- WORK REQUIRED
Quote all of the entries word for word.

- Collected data
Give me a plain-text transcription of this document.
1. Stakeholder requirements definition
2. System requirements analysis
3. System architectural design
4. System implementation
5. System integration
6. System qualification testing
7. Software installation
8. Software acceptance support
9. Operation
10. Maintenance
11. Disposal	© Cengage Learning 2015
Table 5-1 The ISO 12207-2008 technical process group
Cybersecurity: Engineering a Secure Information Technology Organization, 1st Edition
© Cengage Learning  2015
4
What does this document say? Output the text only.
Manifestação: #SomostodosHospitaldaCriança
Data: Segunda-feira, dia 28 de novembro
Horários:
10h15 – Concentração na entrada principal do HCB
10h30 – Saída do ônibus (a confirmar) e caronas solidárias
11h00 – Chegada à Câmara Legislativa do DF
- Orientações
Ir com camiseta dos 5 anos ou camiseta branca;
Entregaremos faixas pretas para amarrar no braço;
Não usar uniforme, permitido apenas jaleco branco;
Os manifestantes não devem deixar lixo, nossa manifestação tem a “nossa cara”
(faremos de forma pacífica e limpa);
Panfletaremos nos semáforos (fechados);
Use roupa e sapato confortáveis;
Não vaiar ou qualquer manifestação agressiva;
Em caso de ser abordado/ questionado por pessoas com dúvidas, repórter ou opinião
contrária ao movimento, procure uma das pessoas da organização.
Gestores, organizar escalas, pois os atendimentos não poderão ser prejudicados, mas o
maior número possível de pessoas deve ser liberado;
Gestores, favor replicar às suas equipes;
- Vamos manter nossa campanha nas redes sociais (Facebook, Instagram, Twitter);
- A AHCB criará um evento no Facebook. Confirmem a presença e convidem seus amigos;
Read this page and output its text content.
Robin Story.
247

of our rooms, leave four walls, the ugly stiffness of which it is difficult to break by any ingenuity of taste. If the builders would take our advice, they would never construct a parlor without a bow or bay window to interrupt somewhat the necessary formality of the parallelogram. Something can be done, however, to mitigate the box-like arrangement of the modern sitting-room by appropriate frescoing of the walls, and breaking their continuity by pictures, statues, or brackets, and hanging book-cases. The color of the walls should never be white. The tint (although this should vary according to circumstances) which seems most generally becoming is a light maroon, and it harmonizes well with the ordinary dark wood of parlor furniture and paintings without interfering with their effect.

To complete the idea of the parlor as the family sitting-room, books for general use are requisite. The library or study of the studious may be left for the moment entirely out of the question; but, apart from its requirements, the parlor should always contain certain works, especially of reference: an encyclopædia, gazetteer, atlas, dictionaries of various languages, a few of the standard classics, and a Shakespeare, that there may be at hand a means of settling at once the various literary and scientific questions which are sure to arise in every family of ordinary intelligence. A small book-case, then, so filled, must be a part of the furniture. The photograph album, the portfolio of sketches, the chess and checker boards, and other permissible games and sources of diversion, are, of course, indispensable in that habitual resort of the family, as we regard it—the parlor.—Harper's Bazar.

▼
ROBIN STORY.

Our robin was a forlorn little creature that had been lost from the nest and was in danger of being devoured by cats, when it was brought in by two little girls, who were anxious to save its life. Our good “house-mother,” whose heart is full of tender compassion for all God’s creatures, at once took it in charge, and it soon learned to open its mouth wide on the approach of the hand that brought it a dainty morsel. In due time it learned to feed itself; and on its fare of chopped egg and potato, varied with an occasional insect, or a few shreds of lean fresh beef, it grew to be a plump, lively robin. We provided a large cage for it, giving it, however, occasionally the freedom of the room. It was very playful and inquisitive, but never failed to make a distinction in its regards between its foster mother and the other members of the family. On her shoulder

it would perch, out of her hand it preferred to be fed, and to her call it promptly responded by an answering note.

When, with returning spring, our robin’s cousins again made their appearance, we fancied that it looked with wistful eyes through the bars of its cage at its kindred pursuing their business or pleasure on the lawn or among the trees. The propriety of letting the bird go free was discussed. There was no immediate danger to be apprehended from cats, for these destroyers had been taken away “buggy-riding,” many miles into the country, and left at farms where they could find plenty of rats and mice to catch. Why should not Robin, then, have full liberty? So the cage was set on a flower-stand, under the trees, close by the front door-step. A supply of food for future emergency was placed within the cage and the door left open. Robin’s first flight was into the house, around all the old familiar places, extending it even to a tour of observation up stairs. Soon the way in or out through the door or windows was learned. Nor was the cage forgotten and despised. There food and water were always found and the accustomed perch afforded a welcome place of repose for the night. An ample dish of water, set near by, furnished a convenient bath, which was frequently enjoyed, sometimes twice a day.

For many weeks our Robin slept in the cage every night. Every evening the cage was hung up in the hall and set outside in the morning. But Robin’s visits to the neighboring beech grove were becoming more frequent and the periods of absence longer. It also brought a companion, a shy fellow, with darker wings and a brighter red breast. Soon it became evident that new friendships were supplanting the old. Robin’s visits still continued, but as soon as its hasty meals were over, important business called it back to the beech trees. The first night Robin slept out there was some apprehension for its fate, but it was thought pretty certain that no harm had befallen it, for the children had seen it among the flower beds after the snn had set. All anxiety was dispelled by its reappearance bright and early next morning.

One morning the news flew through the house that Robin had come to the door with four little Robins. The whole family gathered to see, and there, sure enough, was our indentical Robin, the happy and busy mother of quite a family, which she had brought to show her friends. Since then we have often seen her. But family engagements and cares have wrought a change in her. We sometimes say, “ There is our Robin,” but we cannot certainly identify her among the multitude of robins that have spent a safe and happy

- THE RESULT
Give me a plain-text transcription of this document.
1. Stakeholder requirements definition
2. System requirements analysis
3. System architectural design
4. System implementation
5. System integration
6. System qualification testing
7. Software installation
8. Software acceptance support
9. Operation
10. Maintenance
11. Disposal	© Cengage Learning 2015
Table 5-1 The ISO 12207-2008 technical process group
Cybersecurity: Engineering a Secure Information Technology Organization, 1st Edition
© Cengage Learning  2015
4
What does this document say? Output the text only.
Manifestação: #SomostodosHospitaldaCriança
Data: Segunda-feira, dia 28 de novembro
Horários:
10h15 – Concentração na entrada principal do HCB
10h30 – Saída do ônibus (a confirmar) e caronas solidárias
11h00 – Chegada à Câmara Legislativa do DF
- Orientações
Ir com camiseta dos 5 anos ou camiseta branca;
Entregaremos faixas pretas para amarrar no braço;
Não usar uniforme, permitido apenas jaleco branco;
Os manifestantes não devem deixar lixo, nossa manifestação tem a “nossa cara”
(faremos de forma pacífica e limpa);
Panfletaremos nos semáforos (fechados);
Use roupa e sapato confortáveis;
Não vaiar ou qualquer manifestação agressiva;
Em caso de ser abordado/ questionado por pessoas com dúvidas, repórter ou opinião
contrária ao movimento, procure uma das pessoas da organização.
Gestores, organizar escalas, pois os atendimentos não poderão ser prejudicados, mas o
maior número possível de pessoas deve ser liberado;
Gestores, favor replicar às suas equipes;
- Vamos manter nossa campanha nas redes sociais (Facebook, Instagram, Twitter);
- A AHCB criará um evento no Facebook. Confirmem a presença e convidem seus amigos;
Read this page and output its text content.
Robin Story.
247

of our rooms, leave four walls, the ugly stiffness of which it is difficult to break by any ingenuity of taste. If the builders would take our advice, they would never construct a parlor without a bow or bay window to interrupt somewhat the necessary formality of the parallelogram. Something can be done, however, to mitigate the box-like arrangement of the modern sitting-room by appropriate frescoing of the walls, and breaking their continuity by pictures, statues, or brackets, and hanging book-cases. The color of the walls should never be white. The tint (although this should vary according to circumstances) which seems most generally becoming is a light maroon, and it harmonizes well with the ordinary dark wood of parlor furniture and paintings without interfering with their effect.

To complete the idea of the parlor as the family sitting-room, books for general use are requisite. The library or study of the studious may be left for the moment entirely out of the question; but, apart from its requirements, the parlor should always contain certain works, especially of reference: an encyclopædia, gazetteer, atlas, dictionaries of various languages, a few of the standard classics, and a Shakespeare, that there may be at hand a means of settling at once the various literary and scientific questions which are sure to arise in every family of ordinary intelligence. A small book-case, then, so filled, must be a part of the furniture. The photograph album, the portfolio of sketches, the chess and checker boards, and other permissible games and sources of diversion, are, of course, indispensable in that habitual resort of the family, as we regard it—the parlor.—Harper's Bazar.

▼
ROBIN STORY.

Our robin was a forlorn little creature that had been lost from the nest and was in danger of being devoured by cats, when it was brought in by two little girls, who were anxious to save its life. Our good “house-mother,” whose heart is full of tender compassion for all God’s creatures, at once took it in charge, and it soon learned to open its mouth wide on the approach of the hand that brought it a dainty morsel. In due time it learned to feed itself; and on its fare of chopped egg and potato, varied with an occasional insect, or a few shreds of lean fresh beef, it grew to be a plump, lively robin. We provided a large cage for it, giving it, however, occasionally the freedom of the room. It was very playful and inquisitive, but never failed to make a distinction in its regards between its foster mother and the other members of the family. On her shoulder

it would perch, out of her hand it preferred to be fed, and to her call it promptly responded by an answering note.

When, with returning spring, our robin’s cousins again made their appearance, we fancied that it looked with wistful eyes through the bars of its cage at its kindred pursuing their business or pleasure on the lawn or among the trees. The propriety of letting the bird go free was discussed. There was no immediate danger to be apprehended from cats, for these destroyers had been taken away “buggy-riding,” many miles into the country, and left at farms where they could find plenty of rats and mice to catch. Why should not Robin, then, have full liberty? So the cage was set on a flower-stand, under the trees, close by the front door-step. A supply of food for future emergency was placed within the cage and the door left open. Robin’s first flight was into the house, around all the old familiar places, extending it even to a tour of observation up stairs. Soon the way in or out through the door or windows was learned. Nor was the cage forgotten and despised. There food and water were always found and the accustomed perch afforded a welcome place of repose for the night. An ample dish of water, set near by, furnished a convenient bath, which was frequently enjoyed, sometimes twice a day.

For many weeks our Robin slept in the cage every night. Every evening the cage was hung up in the hall and set outside in the morning. But Robin’s visits to the neighboring beech grove were becoming more frequent and the periods of absence longer. It also brought a companion, a shy fellow, with darker wings and a brighter red breast. Soon it became evident that new friendships were supplanting the old. Robin’s visits still continued, but as soon as its hasty meals were over, important business called it back to the beech trees. The first night Robin slept out there was some apprehension for its fate, but it was thought pretty certain that no harm had befallen it, for the children had seen it among the flower beds after the snn had set. All anxiety was dispelled by its reappearance bright and early next morning.

One morning the news flew through the house that Robin had come to the door with four little Robins. The whole family gathered to see, and there, sure enough, was our indentical Robin, the happy and busy mother of quite a family, which she had brought to show her friends. Since then we have often seen her. But family engagements and cares have wrought a change in her. We sometimes say, “ There is our Robin,” but we cannot certainly identify her among the multitude of robins that have spent a safe and happy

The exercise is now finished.